**Exercise requirements**
Your copy of the material must match it exactly, except that pictures are dropped.

**Data shown**
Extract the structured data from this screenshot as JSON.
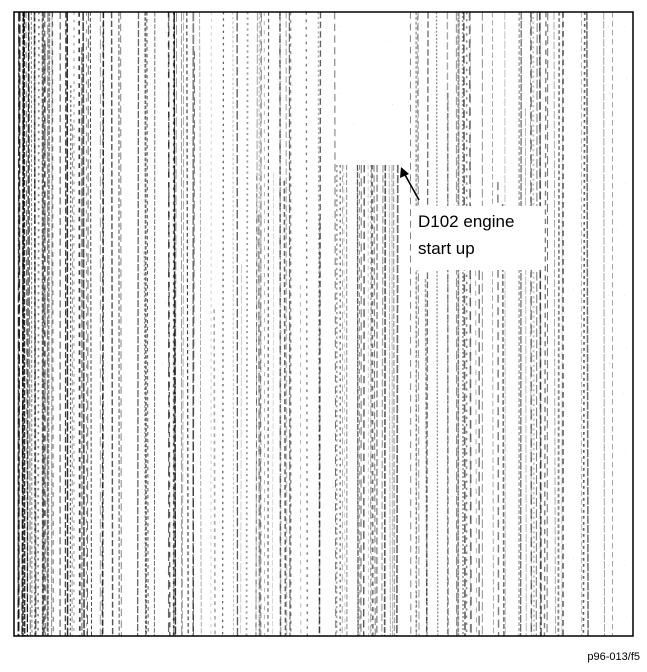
{
  "annotation": {
    "lines": [
      "D102 engine",
      "start up"
    ]
  },
  "figure_id": "p96-013/f5"
}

**Output of the task**
Extract the structured data from this screenshot as JSON.
{
  "annotation": {
    "lines": [
      "D102 engine",
      "start up"
    ]
  },
  "figure_id": "p96-013/f5"
}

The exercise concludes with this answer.